## Set problem:
Omit all pictures and give the records below again exactly as written.

## Input rows:
## Begin

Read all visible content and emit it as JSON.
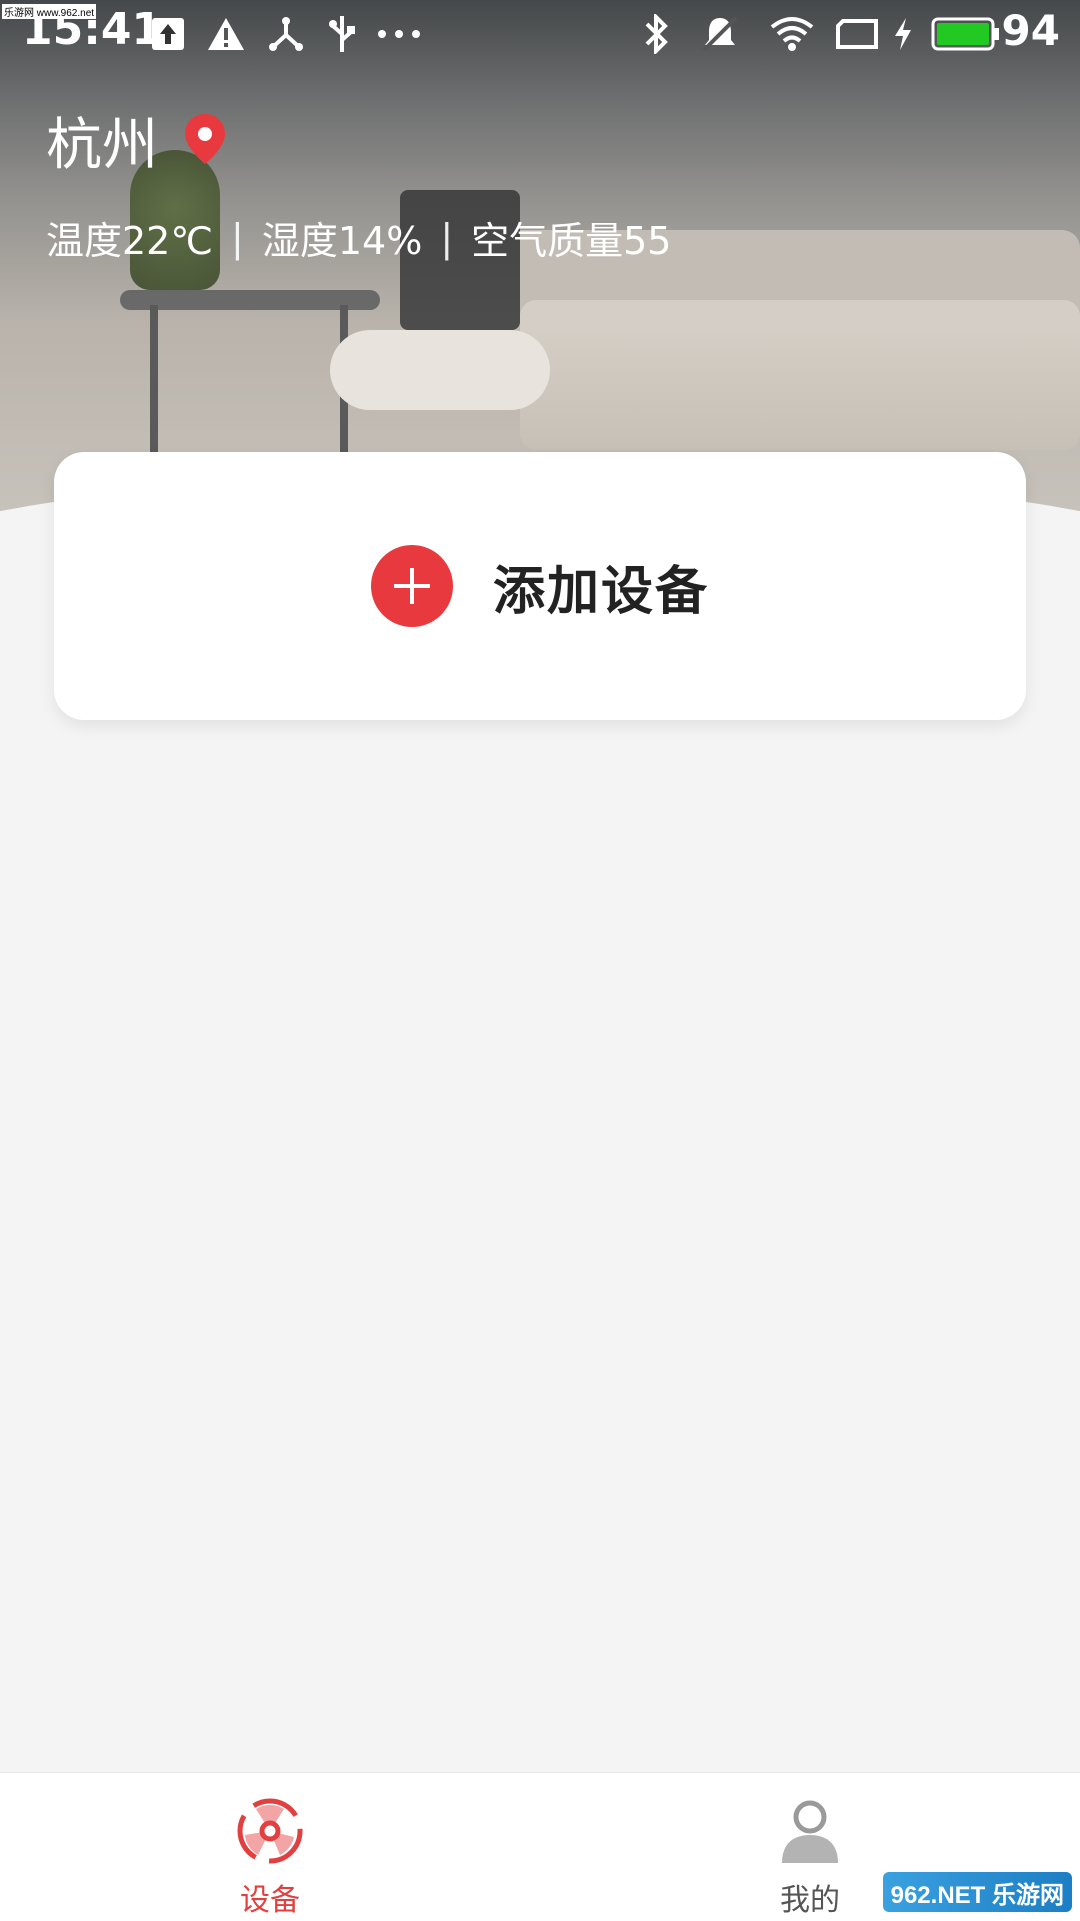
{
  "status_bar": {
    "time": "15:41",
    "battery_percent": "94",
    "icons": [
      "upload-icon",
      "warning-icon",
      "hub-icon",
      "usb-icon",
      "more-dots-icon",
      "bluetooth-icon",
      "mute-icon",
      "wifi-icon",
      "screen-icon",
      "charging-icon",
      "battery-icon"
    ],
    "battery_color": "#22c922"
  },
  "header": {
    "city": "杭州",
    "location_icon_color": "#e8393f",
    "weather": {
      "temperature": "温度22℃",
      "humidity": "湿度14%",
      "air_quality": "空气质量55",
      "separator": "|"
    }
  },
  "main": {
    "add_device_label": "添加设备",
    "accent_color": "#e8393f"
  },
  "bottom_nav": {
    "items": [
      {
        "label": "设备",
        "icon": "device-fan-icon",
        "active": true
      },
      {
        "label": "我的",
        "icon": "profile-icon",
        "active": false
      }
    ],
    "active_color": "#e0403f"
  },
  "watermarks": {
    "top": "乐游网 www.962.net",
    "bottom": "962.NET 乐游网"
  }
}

## End

## Task result:
Read all visible content and emit it as JSON.
{
  "status_bar": {
    "time": "15:41",
    "battery_percent": "94",
    "icons": [
      "upload-icon",
      "warning-icon",
      "hub-icon",
      "usb-icon",
      "more-dots-icon",
      "bluetooth-icon",
      "mute-icon",
      "wifi-icon",
      "screen-icon",
      "charging-icon",
      "battery-icon"
    ],
    "battery_color": "#22c922"
  },
  "header": {
    "city": "杭州",
    "location_icon_color": "#e8393f",
    "weather": {
      "temperature": "温度22℃",
      "humidity": "湿度14%",
      "air_quality": "空气质量55",
      "separator": "|"
    }
  },
  "main": {
    "add_device_label": "添加设备",
    "accent_color": "#e8393f"
  },
  "bottom_nav": {
    "items": [
      {
        "label": "设备",
        "icon": "device-fan-icon",
        "active": true
      },
      {
        "label": "我的",
        "icon": "profile-icon",
        "active": false
      }
    ],
    "active_color": "#e0403f"
  },
  "watermarks": {
    "top": "乐游网 www.962.net",
    "bottom": "962.NET 乐游网"
  }
}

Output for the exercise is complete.